[Begin]
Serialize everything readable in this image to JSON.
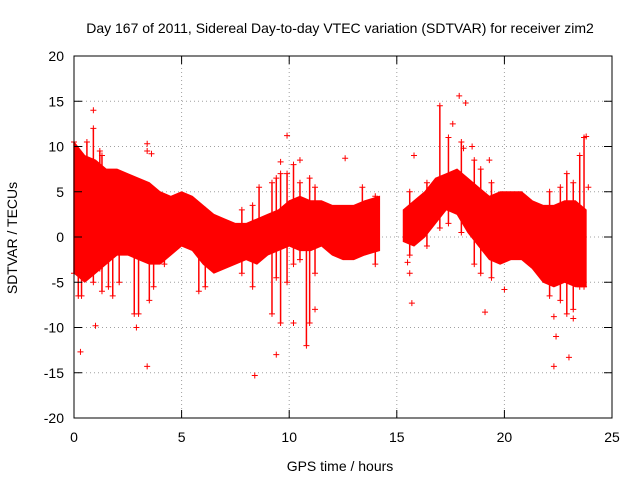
{
  "chart_data": {
    "type": "scatter",
    "title": "Day 167 of 2011, Sidereal Day-to-day VTEC variation (SDTVAR) for receiver zim2",
    "xlabel": "GPS time / hours",
    "ylabel": "SDTVAR / TECUs",
    "xlim": [
      0,
      25
    ],
    "ylim": [
      -20,
      20
    ],
    "x_ticks": [
      0,
      5,
      10,
      15,
      20,
      25
    ],
    "x_tick_labels": [
      "0",
      "5",
      "10",
      "15",
      "20",
      "25"
    ],
    "y_ticks": [
      -20,
      -15,
      -10,
      -5,
      0,
      5,
      10,
      15,
      20
    ],
    "y_tick_labels": [
      "-20",
      "-15",
      "-10",
      "-5",
      "0",
      "5",
      "10",
      "15",
      "20"
    ],
    "grid": true,
    "marker": "+",
    "color": "#ff0000",
    "series": [
      {
        "name": "SDTVAR",
        "envelope_upper": [
          [
            0.0,
            10.5
          ],
          [
            0.5,
            9.0
          ],
          [
            1.0,
            8.5
          ],
          [
            1.5,
            7.5
          ],
          [
            2.0,
            7.5
          ],
          [
            2.5,
            7.0
          ],
          [
            3.0,
            6.5
          ],
          [
            3.5,
            6.0
          ],
          [
            4.0,
            5.0
          ],
          [
            4.5,
            4.5
          ],
          [
            5.0,
            5.0
          ],
          [
            5.5,
            4.5
          ],
          [
            6.0,
            3.5
          ],
          [
            6.5,
            2.5
          ],
          [
            7.0,
            2.0
          ],
          [
            7.5,
            1.5
          ],
          [
            8.0,
            1.5
          ],
          [
            8.5,
            2.0
          ],
          [
            9.0,
            2.5
          ],
          [
            9.5,
            3.0
          ],
          [
            10.0,
            4.0
          ],
          [
            10.5,
            4.5
          ],
          [
            11.0,
            4.0
          ],
          [
            11.5,
            4.0
          ],
          [
            12.0,
            3.5
          ],
          [
            12.5,
            3.5
          ],
          [
            13.0,
            3.5
          ],
          [
            13.5,
            4.0
          ],
          [
            14.2,
            4.5
          ]
        ],
        "envelope_lower": [
          [
            0.0,
            -4.0
          ],
          [
            0.5,
            -5.0
          ],
          [
            1.0,
            -4.0
          ],
          [
            1.5,
            -3.0
          ],
          [
            2.0,
            -2.0
          ],
          [
            2.5,
            -2.0
          ],
          [
            3.0,
            -2.5
          ],
          [
            3.5,
            -3.0
          ],
          [
            4.0,
            -3.0
          ],
          [
            4.5,
            -2.0
          ],
          [
            5.0,
            -1.0
          ],
          [
            5.5,
            -1.5
          ],
          [
            6.0,
            -3.0
          ],
          [
            6.5,
            -4.0
          ],
          [
            7.0,
            -3.5
          ],
          [
            7.5,
            -3.0
          ],
          [
            8.0,
            -2.5
          ],
          [
            8.5,
            -3.0
          ],
          [
            9.0,
            -2.0
          ],
          [
            9.5,
            -1.5
          ],
          [
            10.0,
            -1.0
          ],
          [
            10.5,
            -1.5
          ],
          [
            11.0,
            -1.5
          ],
          [
            11.5,
            -1.0
          ],
          [
            12.0,
            -2.0
          ],
          [
            12.5,
            -2.5
          ],
          [
            13.0,
            -2.5
          ],
          [
            13.5,
            -2.0
          ],
          [
            14.2,
            -1.5
          ]
        ],
        "envelope_upper_2": [
          [
            15.3,
            3.0
          ],
          [
            15.8,
            4.0
          ],
          [
            16.3,
            5.0
          ],
          [
            16.8,
            6.5
          ],
          [
            17.3,
            7.0
          ],
          [
            17.8,
            7.5
          ],
          [
            18.3,
            6.5
          ],
          [
            18.8,
            5.5
          ],
          [
            19.3,
            4.5
          ],
          [
            19.8,
            5.0
          ],
          [
            20.3,
            5.0
          ],
          [
            20.8,
            5.0
          ],
          [
            21.3,
            4.0
          ],
          [
            21.8,
            3.5
          ],
          [
            22.3,
            3.5
          ],
          [
            22.8,
            4.0
          ],
          [
            23.3,
            4.0
          ],
          [
            23.8,
            3.0
          ]
        ],
        "envelope_lower_2": [
          [
            15.3,
            -0.5
          ],
          [
            15.8,
            -1.0
          ],
          [
            16.3,
            0.0
          ],
          [
            16.8,
            1.5
          ],
          [
            17.3,
            3.0
          ],
          [
            17.8,
            2.5
          ],
          [
            18.3,
            0.5
          ],
          [
            18.8,
            -1.0
          ],
          [
            19.3,
            -2.5
          ],
          [
            19.8,
            -3.0
          ],
          [
            20.3,
            -2.5
          ],
          [
            20.8,
            -2.5
          ],
          [
            21.3,
            -3.5
          ],
          [
            21.8,
            -5.0
          ],
          [
            22.3,
            -5.5
          ],
          [
            22.8,
            -5.0
          ],
          [
            23.3,
            -5.5
          ],
          [
            23.8,
            -5.5
          ]
        ],
        "spikes": [
          [
            0.0,
            10.5,
            -4.0
          ],
          [
            0.2,
            8.5,
            -6.5
          ],
          [
            0.35,
            7.5,
            -6.5
          ],
          [
            0.6,
            10.5,
            -3.0
          ],
          [
            0.9,
            12.0,
            -5.0
          ],
          [
            1.2,
            9.5,
            -3.5
          ],
          [
            1.3,
            9.0,
            -6.0
          ],
          [
            1.6,
            6.5,
            -5.5
          ],
          [
            1.8,
            7.0,
            -6.5
          ],
          [
            2.1,
            6.5,
            -5.0
          ],
          [
            2.8,
            6.0,
            -8.5
          ],
          [
            3.0,
            5.5,
            -8.5
          ],
          [
            3.5,
            4.5,
            -7.0
          ],
          [
            3.7,
            4.0,
            -5.5
          ],
          [
            4.2,
            4.0,
            -3.0
          ],
          [
            5.8,
            3.5,
            -6.0
          ],
          [
            6.1,
            3.0,
            -5.5
          ],
          [
            7.8,
            3.0,
            -4.0
          ],
          [
            8.3,
            3.5,
            -5.5
          ],
          [
            8.6,
            5.5,
            -1.5
          ],
          [
            9.2,
            6.0,
            -8.5
          ],
          [
            9.4,
            6.5,
            -4.5
          ],
          [
            9.6,
            7.0,
            -9.5
          ],
          [
            9.9,
            7.0,
            -5.0
          ],
          [
            10.2,
            8.0,
            -3.0
          ],
          [
            10.5,
            6.0,
            -2.5
          ],
          [
            10.8,
            3.5,
            -12.0
          ],
          [
            10.95,
            6.5,
            -9.5
          ],
          [
            11.2,
            5.5,
            -4.0
          ],
          [
            13.4,
            5.5,
            -1.5
          ],
          [
            14.0,
            4.5,
            -3.0
          ],
          [
            15.6,
            5.0,
            -2.0
          ],
          [
            16.4,
            6.0,
            -1.0
          ],
          [
            17.0,
            14.5,
            1.0
          ],
          [
            17.4,
            11.0,
            1.5
          ],
          [
            18.0,
            10.5,
            0.5
          ],
          [
            18.6,
            8.5,
            -3.0
          ],
          [
            18.9,
            7.5,
            -4.0
          ],
          [
            19.4,
            6.0,
            -4.5
          ],
          [
            22.1,
            5.0,
            -6.5
          ],
          [
            22.6,
            5.5,
            -7.0
          ],
          [
            22.9,
            7.0,
            -8.5
          ],
          [
            23.2,
            6.0,
            -8.0
          ],
          [
            23.5,
            9.0,
            -5.5
          ],
          [
            23.7,
            11.0,
            -5.5
          ]
        ],
        "outliers": [
          [
            0.3,
            -12.7
          ],
          [
            0.9,
            14.0
          ],
          [
            1.0,
            -9.8
          ],
          [
            3.4,
            10.3
          ],
          [
            3.4,
            9.5
          ],
          [
            3.6,
            9.2
          ],
          [
            3.4,
            -14.3
          ],
          [
            2.9,
            -10.0
          ],
          [
            8.4,
            -15.3
          ],
          [
            9.4,
            -13.0
          ],
          [
            9.6,
            8.3
          ],
          [
            9.9,
            11.2
          ],
          [
            10.2,
            -9.5
          ],
          [
            10.5,
            8.5
          ],
          [
            12.6,
            8.7
          ],
          [
            11.2,
            -8.0
          ],
          [
            15.8,
            9.0
          ],
          [
            15.7,
            -7.3
          ],
          [
            15.5,
            -2.8
          ],
          [
            15.6,
            -4.0
          ],
          [
            17.6,
            12.5
          ],
          [
            17.9,
            15.6
          ],
          [
            18.2,
            14.8
          ],
          [
            18.5,
            10.0
          ],
          [
            18.1,
            9.8
          ],
          [
            19.1,
            -8.3
          ],
          [
            20.0,
            -5.8
          ],
          [
            19.3,
            8.5
          ],
          [
            22.3,
            -14.3
          ],
          [
            22.4,
            -11.0
          ],
          [
            22.3,
            -8.8
          ],
          [
            23.0,
            -13.3
          ],
          [
            23.2,
            -9.0
          ],
          [
            23.8,
            11.1
          ],
          [
            23.9,
            5.5
          ]
        ]
      }
    ]
  }
}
[End]
* _WORK TO COMPLETE_
Read the entries and select each line where the word "SDTVAR" is found.

* _FINISHED TASK_
    "title": "Day 167 of 2011, Sidereal Day-to-day VTEC variation (SDTVAR) for receiver zim2",
    "ylabel": "SDTVAR / TECUs",
        "name": "SDTVAR",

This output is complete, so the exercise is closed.